TASK REQUIREMENTS:
Every entry below should be repeated exactly; the pictures should not.

+ + + + + + +

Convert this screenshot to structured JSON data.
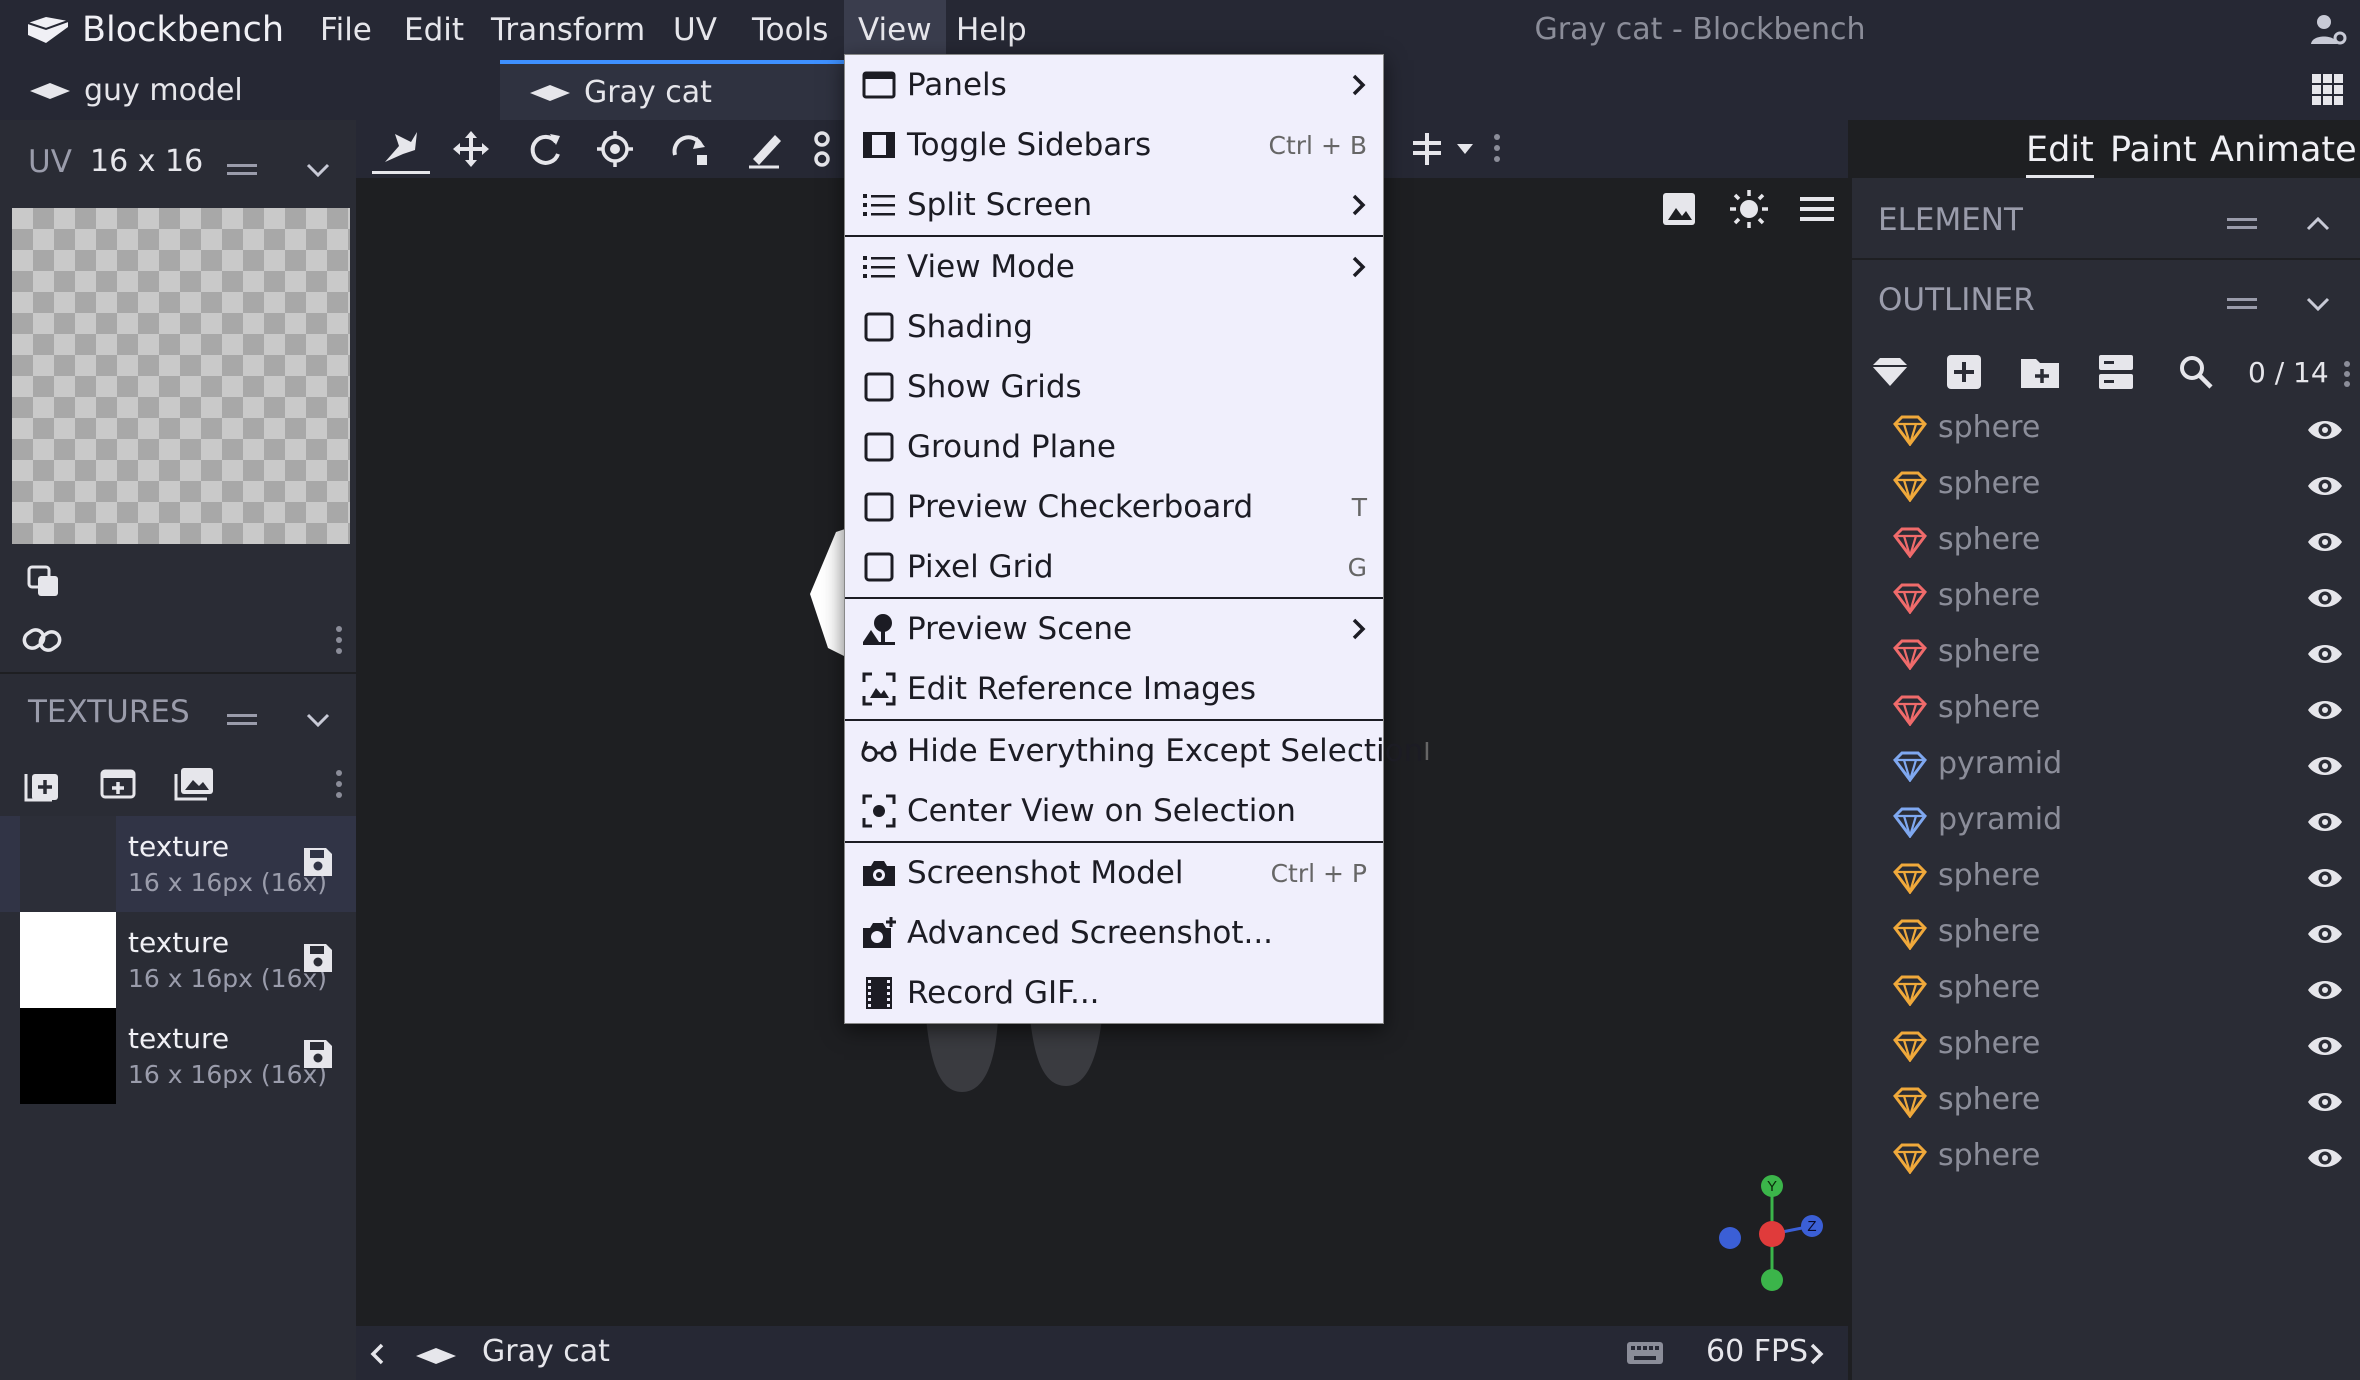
{
  "app": {
    "name": "Blockbench",
    "window_title": "Gray cat - Blockbench"
  },
  "menubar": {
    "items": [
      "File",
      "Edit",
      "Transform",
      "UV",
      "Tools",
      "View",
      "Help"
    ],
    "active": "View"
  },
  "tabs": [
    {
      "label": "guy model"
    },
    {
      "label": "Gray cat",
      "active": true
    }
  ],
  "uv_panel": {
    "title": "UV",
    "size": "16 x 16"
  },
  "textures_panel": {
    "title": "TEXTURES",
    "items": [
      {
        "name": "texture",
        "info": "16 x 16px (16x)",
        "swatch": "#2c2e38"
      },
      {
        "name": "texture",
        "info": "16 x 16px (16x)",
        "swatch": "#ffffff"
      },
      {
        "name": "texture",
        "info": "16 x 16px (16x)",
        "swatch": "#000000"
      }
    ]
  },
  "modes": [
    "Edit",
    "Paint",
    "Animate"
  ],
  "element_panel": {
    "title": "ELEMENT"
  },
  "outliner": {
    "title": "OUTLINER",
    "count": "0 / 14",
    "items": [
      {
        "name": "sphere",
        "color": "#f0a93b"
      },
      {
        "name": "sphere",
        "color": "#f0a93b"
      },
      {
        "name": "sphere",
        "color": "#f06b6b"
      },
      {
        "name": "sphere",
        "color": "#f06b6b"
      },
      {
        "name": "sphere",
        "color": "#f06b6b"
      },
      {
        "name": "sphere",
        "color": "#f06b6b"
      },
      {
        "name": "pyramid",
        "color": "#7fa8f0"
      },
      {
        "name": "pyramid",
        "color": "#7fa8f0"
      },
      {
        "name": "sphere",
        "color": "#f0a93b"
      },
      {
        "name": "sphere",
        "color": "#f0a93b"
      },
      {
        "name": "sphere",
        "color": "#f0a93b"
      },
      {
        "name": "sphere",
        "color": "#f0a93b"
      },
      {
        "name": "sphere",
        "color": "#f0a93b"
      },
      {
        "name": "sphere",
        "color": "#f0a93b"
      }
    ]
  },
  "view_menu": {
    "items": [
      {
        "label": "Panels",
        "icon": "panel-icon",
        "submenu": true
      },
      {
        "label": "Toggle Sidebars",
        "icon": "sidebars-icon",
        "shortcut": "Ctrl + B"
      },
      {
        "label": "Split Screen",
        "icon": "list-icon",
        "submenu": true
      },
      {
        "label": "View Mode",
        "icon": "list-icon",
        "submenu": true
      },
      {
        "label": "Shading",
        "icon": "checkbox-icon"
      },
      {
        "label": "Show Grids",
        "icon": "checkbox-icon"
      },
      {
        "label": "Ground Plane",
        "icon": "checkbox-icon"
      },
      {
        "label": "Preview Checkerboard",
        "icon": "checkbox-icon",
        "shortcut": "T"
      },
      {
        "label": "Pixel Grid",
        "icon": "checkbox-icon",
        "shortcut": "G"
      },
      {
        "label": "Preview Scene",
        "icon": "scene-icon",
        "submenu": true
      },
      {
        "label": "Edit Reference Images",
        "icon": "reference-image-icon"
      },
      {
        "label": "Hide Everything Except Selection",
        "icon": "glasses-icon",
        "shortcut": "I"
      },
      {
        "label": "Center View on Selection",
        "icon": "center-focus-icon"
      },
      {
        "label": "Screenshot Model",
        "icon": "camera-icon",
        "shortcut": "Ctrl + P"
      },
      {
        "label": "Advanced Screenshot...",
        "icon": "camera-plus-icon"
      },
      {
        "label": "Record GIF...",
        "icon": "film-icon"
      }
    ]
  },
  "viewport": {
    "title": "Gray cat",
    "fps": "60 FPS",
    "axes": {
      "y": "Y",
      "z": "Z"
    }
  },
  "colors": {
    "accent": "#3e90ff",
    "axis_x": "#e03b3b",
    "axis_y": "#3bb54a",
    "axis_z": "#3b5fd6"
  }
}
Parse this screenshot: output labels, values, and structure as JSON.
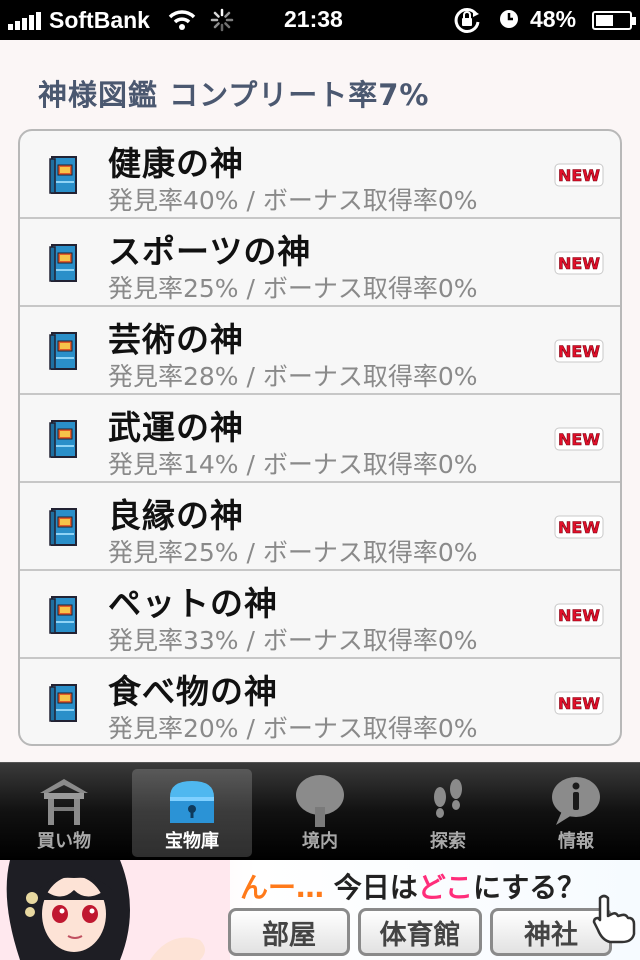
{
  "status_bar": {
    "carrier": "SoftBank",
    "time": "21:38",
    "battery": "48%",
    "battery_level": 0.48
  },
  "page": {
    "title": "神様図鑑  コンプリート率7%"
  },
  "items": [
    {
      "title": "健康の神",
      "subtitle": "発見率40% / ボーナス取得率0%",
      "badge": "NEW"
    },
    {
      "title": "スポーツの神",
      "subtitle": "発見率25% / ボーナス取得率0%",
      "badge": "NEW"
    },
    {
      "title": "芸術の神",
      "subtitle": "発見率28% / ボーナス取得率0%",
      "badge": "NEW"
    },
    {
      "title": "武運の神",
      "subtitle": "発見率14% / ボーナス取得率0%",
      "badge": "NEW"
    },
    {
      "title": "良縁の神",
      "subtitle": "発見率25% / ボーナス取得率0%",
      "badge": "NEW"
    },
    {
      "title": "ペットの神",
      "subtitle": "発見率33% / ボーナス取得率0%",
      "badge": "NEW"
    },
    {
      "title": "食べ物の神",
      "subtitle": "発見率20% / ボーナス取得率0%",
      "badge": "NEW"
    }
  ],
  "tabs": [
    {
      "label": "買い物",
      "icon": "shrine-roof-icon",
      "active": false
    },
    {
      "label": "宝物庫",
      "icon": "treasure-chest-icon",
      "active": true
    },
    {
      "label": "境内",
      "icon": "tree-icon",
      "active": false
    },
    {
      "label": "探索",
      "icon": "footprints-icon",
      "active": false
    },
    {
      "label": "情報",
      "icon": "info-bubble-icon",
      "active": false
    }
  ],
  "banner": {
    "prompt_part1": "んー…",
    "prompt_part2": "今日は",
    "prompt_part3": "どこ",
    "prompt_part4": "にする？",
    "buttons": [
      "部屋",
      "体育館",
      "神社"
    ]
  },
  "colors": {
    "title": "#4b5870",
    "badge_red": "#e0102a",
    "tab_active_icon": "#3aa6e6"
  }
}
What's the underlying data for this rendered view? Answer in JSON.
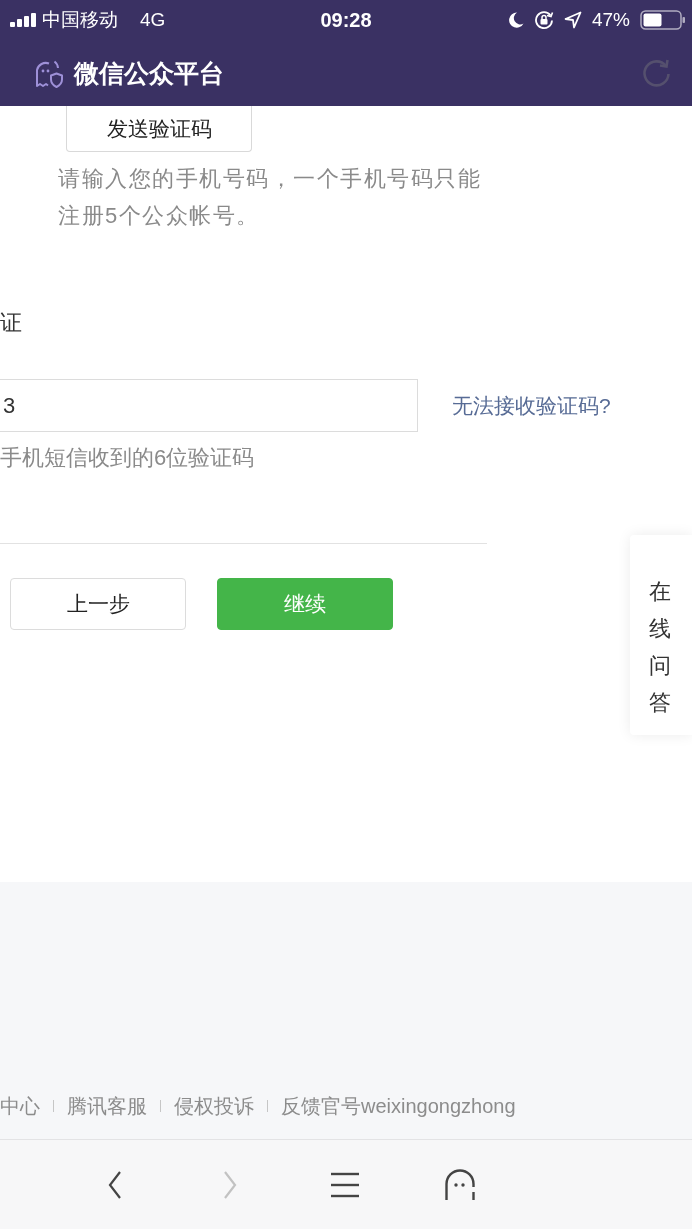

+ + + + + + +

EXERCISE RESULT:
Convert this screenshot to structured JSON data.
{
  "app": {
    "name": "Blockbench",
    "window_title": "Gray cat - Blockbench"
  },
  "menubar": {
    "items": [
      "File",
      "Edit",
      "Transform",
      "UV",
      "Tools",
      "View",
      "Help"
    ],
    "active": "View"
  },
  "tabs": [
    {
      "label": "guy model"
    },
    {
      "label": "Gray cat",
      "active": true
    }
  ],
  "uv_panel": {
    "title": "UV",
    "size": "16 x 16"
  },
  "textures_panel": {
    "title": "TEXTURES",
    "items": [
      {
        "name": "texture",
        "info": "16 x 16px (16x)",
        "swatch": "#2c2e38"
      },
      {
        "name": "texture",
        "info": "16 x 16px (16x)",
        "swatch": "#ffffff"
      },
      {
        "name": "texture",
        "info": "16 x 16px (16x)",
        "swatch": "#000000"
      }
    ]
  },
  "modes": [
    "Edit",
    "Paint",
    "Animate"
  ],
  "element_panel": {
    "title": "ELEMENT"
  },
  "outliner": {
    "title": "OUTLINER",
    "count": "0 / 14",
    "items": [
      {
        "name": "sphere",
        "color": "#f0a93b"
      },
      {
        "name": "sphere",
        "color": "#f0a93b"
      },
      {
        "name": "sphere",
        "color": "#f06b6b"
      },
      {
        "name": "sphere",
        "color": "#f06b6b"
      },
      {
        "name": "sphere",
        "color": "#f06b6b"
      },
      {
        "name": "sphere",
        "color": "#f06b6b"
      },
      {
        "name": "pyramid",
        "color": "#7fa8f0"
      },
      {
        "name": "pyramid",
        "color": "#7fa8f0"
      },
      {
        "name": "sphere",
        "color": "#f0a93b"
      },
      {
        "name": "sphere",
        "color": "#f0a93b"
      },
      {
        "name": "sphere",
        "color": "#f0a93b"
      },
      {
        "name": "sphere",
        "color": "#f0a93b"
      },
      {
        "name": "sphere",
        "color": "#f0a93b"
      },
      {
        "name": "sphere",
        "color": "#f0a93b"
      }
    ]
  },
  "view_menu": {
    "items": [
      {
        "label": "Panels",
        "icon": "panel-icon",
        "submenu": true
      },
      {
        "label": "Toggle Sidebars",
        "icon": "sidebars-icon",
        "shortcut": "Ctrl + B"
      },
      {
        "label": "Split Screen",
        "icon": "list-icon",
        "submenu": true
      },
      {
        "label": "View Mode",
        "icon": "list-icon",
        "submenu": true
      },
      {
        "label": "Shading",
        "icon": "checkbox-icon"
      },
      {
        "label": "Show Grids",
        "icon": "checkbox-icon"
      },
      {
        "label": "Ground Plane",
        "icon": "checkbox-icon"
      },
      {
        "label": "Preview Checkerboard",
        "icon": "checkbox-icon",
        "shortcut": "T"
      },
      {
        "label": "Pixel Grid",
        "icon": "checkbox-icon",
        "shortcut": "G"
      },
      {
        "label": "Preview Scene",
        "icon": "scene-icon",
        "submenu": true
      },
      {
        "label": "Edit Reference Images",
        "icon": "reference-image-icon"
      },
      {
        "label": "Hide Everything Except Selection",
        "icon": "glasses-icon",
        "shortcut": "I"
      },
      {
        "label": "Center View on Selection",
        "icon": "center-focus-icon"
      },
      {
        "label": "Screenshot Model",
        "icon": "camera-icon",
        "shortcut": "Ctrl + P"
      },
      {
        "label": "Advanced Screenshot...",
        "icon": "camera-plus-icon"
      },
      {
        "label": "Record GIF...",
        "icon": "film-icon"
      }
    ]
  },
  "viewport": {
    "title": "Gray cat",
    "fps": "60 FPS",
    "axes": {
      "y": "Y",
      "z": "Z"
    }
  },
  "colors": {
    "accent": "#3e90ff",
    "axis_x": "#e03b3b",
    "axis_y": "#3bb54a",
    "axis_z": "#3b5fd6"
  }
}
Parse this screenshot: output labels, values, and structure as JSON.
{
  "status_bar": {
    "carrier": "SoftBank",
    "time": "21:38",
    "battery": "48%",
    "battery_level": 0.48
  },
  "page": {
    "title": "神様図鑑  コンプリート率7%"
  },
  "items": [
    {
      "title": "健康の神",
      "subtitle": "発見率40% / ボーナス取得率0%",
      "badge": "NEW"
    },
    {
      "title": "スポーツの神",
      "subtitle": "発見率25% / ボーナス取得率0%",
      "badge": "NEW"
    },
    {
      "title": "芸術の神",
      "subtitle": "発見率28% / ボーナス取得率0%",
      "badge": "NEW"
    },
    {
      "title": "武運の神",
      "subtitle": "発見率14% / ボーナス取得率0%",
      "badge": "NEW"
    },
    {
      "title": "良縁の神",
      "subtitle": "発見率25% / ボーナス取得率0%",
      "badge": "NEW"
    },
    {
      "title": "ペットの神",
      "subtitle": "発見率33% / ボーナス取得率0%",
      "badge": "NEW"
    },
    {
      "title": "食べ物の神",
      "subtitle": "発見率20% / ボーナス取得率0%",
      "badge": "NEW"
    }
  ],
  "tabs": [
    {
      "label": "買い物",
      "icon": "shrine-roof-icon",
      "active": false
    },
    {
      "label": "宝物庫",
      "icon": "treasure-chest-icon",
      "active": true
    },
    {
      "label": "境内",
      "icon": "tree-icon",
      "active": false
    },
    {
      "label": "探索",
      "icon": "footprints-icon",
      "active": false
    },
    {
      "label": "情報",
      "icon": "info-bubble-icon",
      "active": false
    }
  ],
  "banner": {
    "prompt_part1": "んー…",
    "prompt_part2": "今日は",
    "prompt_part3": "どこ",
    "prompt_part4": "にする？",
    "buttons": [
      "部屋",
      "体育館",
      "神社"
    ]
  },
  "colors": {
    "title": "#4b5870",
    "badge_red": "#e0102a",
    "tab_active_icon": "#3aa6e6"
  }
}
What's the underlying data for this rendered view? Answer in JSON.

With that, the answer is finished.